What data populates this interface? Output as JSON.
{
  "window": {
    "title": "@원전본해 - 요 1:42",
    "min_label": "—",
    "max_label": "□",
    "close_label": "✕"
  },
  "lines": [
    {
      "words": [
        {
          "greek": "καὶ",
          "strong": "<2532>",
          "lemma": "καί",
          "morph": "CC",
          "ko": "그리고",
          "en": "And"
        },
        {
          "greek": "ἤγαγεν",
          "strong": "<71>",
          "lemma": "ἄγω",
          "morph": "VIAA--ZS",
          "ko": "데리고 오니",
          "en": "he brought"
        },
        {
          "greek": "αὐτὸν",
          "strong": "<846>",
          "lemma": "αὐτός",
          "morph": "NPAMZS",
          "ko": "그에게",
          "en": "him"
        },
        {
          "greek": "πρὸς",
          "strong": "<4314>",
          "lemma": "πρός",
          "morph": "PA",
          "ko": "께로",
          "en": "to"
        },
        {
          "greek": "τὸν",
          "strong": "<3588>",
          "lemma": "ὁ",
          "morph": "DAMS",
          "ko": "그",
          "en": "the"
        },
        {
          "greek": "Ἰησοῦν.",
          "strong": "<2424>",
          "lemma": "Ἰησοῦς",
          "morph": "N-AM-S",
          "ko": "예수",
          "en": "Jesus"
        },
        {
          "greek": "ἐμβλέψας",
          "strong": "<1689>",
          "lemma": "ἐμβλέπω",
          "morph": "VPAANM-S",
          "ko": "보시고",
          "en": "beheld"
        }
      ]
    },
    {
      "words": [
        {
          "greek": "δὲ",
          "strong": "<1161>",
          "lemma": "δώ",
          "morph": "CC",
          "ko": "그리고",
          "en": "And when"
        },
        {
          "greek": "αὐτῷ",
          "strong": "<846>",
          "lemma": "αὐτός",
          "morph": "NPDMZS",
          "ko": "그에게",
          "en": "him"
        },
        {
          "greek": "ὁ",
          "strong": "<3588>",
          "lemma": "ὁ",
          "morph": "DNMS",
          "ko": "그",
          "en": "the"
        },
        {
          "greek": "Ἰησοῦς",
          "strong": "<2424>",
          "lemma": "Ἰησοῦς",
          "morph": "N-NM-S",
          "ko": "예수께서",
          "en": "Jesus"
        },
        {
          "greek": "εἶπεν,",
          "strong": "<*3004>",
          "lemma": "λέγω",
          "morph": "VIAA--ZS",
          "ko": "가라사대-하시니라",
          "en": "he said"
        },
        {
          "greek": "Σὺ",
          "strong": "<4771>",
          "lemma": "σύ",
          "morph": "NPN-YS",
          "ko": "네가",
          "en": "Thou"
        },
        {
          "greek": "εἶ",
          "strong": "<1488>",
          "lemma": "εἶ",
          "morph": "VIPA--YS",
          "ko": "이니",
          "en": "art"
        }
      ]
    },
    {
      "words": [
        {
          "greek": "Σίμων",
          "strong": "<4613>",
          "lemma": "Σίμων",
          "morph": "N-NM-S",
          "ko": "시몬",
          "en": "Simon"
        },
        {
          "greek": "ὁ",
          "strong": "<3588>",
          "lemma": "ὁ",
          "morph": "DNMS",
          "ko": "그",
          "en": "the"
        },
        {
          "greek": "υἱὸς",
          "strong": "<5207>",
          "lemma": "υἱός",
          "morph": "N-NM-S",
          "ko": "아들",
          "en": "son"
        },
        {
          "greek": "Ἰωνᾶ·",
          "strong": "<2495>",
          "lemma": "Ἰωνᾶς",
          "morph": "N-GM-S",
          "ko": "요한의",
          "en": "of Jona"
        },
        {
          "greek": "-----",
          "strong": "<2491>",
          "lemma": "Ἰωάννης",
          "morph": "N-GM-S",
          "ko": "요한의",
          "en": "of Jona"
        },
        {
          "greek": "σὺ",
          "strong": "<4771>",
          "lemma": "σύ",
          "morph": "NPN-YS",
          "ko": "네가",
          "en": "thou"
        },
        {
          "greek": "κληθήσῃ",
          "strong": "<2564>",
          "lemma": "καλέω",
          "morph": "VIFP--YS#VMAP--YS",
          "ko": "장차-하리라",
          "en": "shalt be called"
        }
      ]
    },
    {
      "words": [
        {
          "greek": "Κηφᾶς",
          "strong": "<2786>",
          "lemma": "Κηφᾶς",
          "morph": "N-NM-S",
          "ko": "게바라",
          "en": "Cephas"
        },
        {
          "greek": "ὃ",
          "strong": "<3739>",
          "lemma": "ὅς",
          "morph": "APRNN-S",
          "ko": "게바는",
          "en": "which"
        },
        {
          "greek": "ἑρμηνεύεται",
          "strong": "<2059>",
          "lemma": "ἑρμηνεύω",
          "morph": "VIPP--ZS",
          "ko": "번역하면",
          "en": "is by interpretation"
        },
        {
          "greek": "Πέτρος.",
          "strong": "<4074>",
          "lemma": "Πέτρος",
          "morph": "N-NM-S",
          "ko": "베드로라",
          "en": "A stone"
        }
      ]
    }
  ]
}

────────

Please set down each line of the records exactly as given.

What data populates this interface? Output as JSON.
{
  "window": {
    "title": "@원전본해 - 요 1:42",
    "min_label": "—",
    "max_label": "□",
    "close_label": "✕"
  },
  "lines": [
    {
      "words": [
        {
          "greek": "καὶ",
          "strong": "<2532>",
          "lemma": "καί",
          "morph": "CC",
          "ko": "그리고",
          "en": "And"
        },
        {
          "greek": "ἤγαγεν",
          "strong": "<71>",
          "lemma": "ἄγω",
          "morph": "VIAA--ZS",
          "ko": "데리고 오니",
          "en": "he brought"
        },
        {
          "greek": "αὐτὸν",
          "strong": "<846>",
          "lemma": "αὐτός",
          "morph": "NPAMZS",
          "ko": "그에게",
          "en": "him"
        },
        {
          "greek": "πρὸς",
          "strong": "<4314>",
          "lemma": "πρός",
          "morph": "PA",
          "ko": "께로",
          "en": "to"
        },
        {
          "greek": "τὸν",
          "strong": "<3588>",
          "lemma": "ὁ",
          "morph": "DAMS",
          "ko": "그",
          "en": "the"
        },
        {
          "greek": "Ἰησοῦν.",
          "strong": "<2424>",
          "lemma": "Ἰησοῦς",
          "morph": "N-AM-S",
          "ko": "예수",
          "en": "Jesus"
        },
        {
          "greek": "ἐμβλέψας",
          "strong": "<1689>",
          "lemma": "ἐμβλέπω",
          "morph": "VPAANM-S",
          "ko": "보시고",
          "en": "beheld"
        }
      ]
    },
    {
      "words": [
        {
          "greek": "δὲ",
          "strong": "<1161>",
          "lemma": "δώ",
          "morph": "CC",
          "ko": "그리고",
          "en": "And when"
        },
        {
          "greek": "αὐτῷ",
          "strong": "<846>",
          "lemma": "αὐτός",
          "morph": "NPDMZS",
          "ko": "그에게",
          "en": "him"
        },
        {
          "greek": "ὁ",
          "strong": "<3588>",
          "lemma": "ὁ",
          "morph": "DNMS",
          "ko": "그",
          "en": "the"
        },
        {
          "greek": "Ἰησοῦς",
          "strong": "<2424>",
          "lemma": "Ἰησοῦς",
          "morph": "N-NM-S",
          "ko": "예수께서",
          "en": "Jesus"
        },
        {
          "greek": "εἶπεν,",
          "strong": "<*3004>",
          "lemma": "λέγω",
          "morph": "VIAA--ZS",
          "ko": "가라사대-하시니라",
          "en": "he said"
        },
        {
          "greek": "Σὺ",
          "strong": "<4771>",
          "lemma": "σύ",
          "morph": "NPN-YS",
          "ko": "네가",
          "en": "Thou"
        },
        {
          "greek": "εἶ",
          "strong": "<1488>",
          "lemma": "εἶ",
          "morph": "VIPA--YS",
          "ko": "이니",
          "en": "art"
        }
      ]
    },
    {
      "words": [
        {
          "greek": "Σίμων",
          "strong": "<4613>",
          "lemma": "Σίμων",
          "morph": "N-NM-S",
          "ko": "시몬",
          "en": "Simon"
        },
        {
          "greek": "ὁ",
          "strong": "<3588>",
          "lemma": "ὁ",
          "morph": "DNMS",
          "ko": "그",
          "en": "the"
        },
        {
          "greek": "υἱὸς",
          "strong": "<5207>",
          "lemma": "υἱός",
          "morph": "N-NM-S",
          "ko": "아들",
          "en": "son"
        },
        {
          "greek": "Ἰωνᾶ·",
          "strong": "<2495>",
          "lemma": "Ἰωνᾶς",
          "morph": "N-GM-S",
          "ko": "요한의",
          "en": "of Jona"
        },
        {
          "greek": "-----",
          "strong": "<2491>",
          "lemma": "Ἰωάννης",
          "morph": "N-GM-S",
          "ko": "요한의",
          "en": "of Jona"
        },
        {
          "greek": "σὺ",
          "strong": "<4771>",
          "lemma": "σύ",
          "morph": "NPN-YS",
          "ko": "네가",
          "en": "thou"
        },
        {
          "greek": "κληθήσῃ",
          "strong": "<2564>",
          "lemma": "καλέω",
          "morph": "VIFP--YS#VMAP--YS",
          "ko": "장차-하리라",
          "en": "shalt be called"
        }
      ]
    },
    {
      "words": [
        {
          "greek": "Κηφᾶς",
          "strong": "<2786>",
          "lemma": "Κηφᾶς",
          "morph": "N-NM-S",
          "ko": "게바라",
          "en": "Cephas"
        },
        {
          "greek": "ὃ",
          "strong": "<3739>",
          "lemma": "ὅς",
          "morph": "APRNN-S",
          "ko": "게바는",
          "en": "which"
        },
        {
          "greek": "ἑρμηνεύεται",
          "strong": "<2059>",
          "lemma": "ἑρμηνεύω",
          "morph": "VIPP--ZS",
          "ko": "번역하면",
          "en": "is by interpretation"
        },
        {
          "greek": "Πέτρος.",
          "strong": "<4074>",
          "lemma": "Πέτρος",
          "morph": "N-NM-S",
          "ko": "베드로라",
          "en": "A stone"
        }
      ]
    }
  ]
}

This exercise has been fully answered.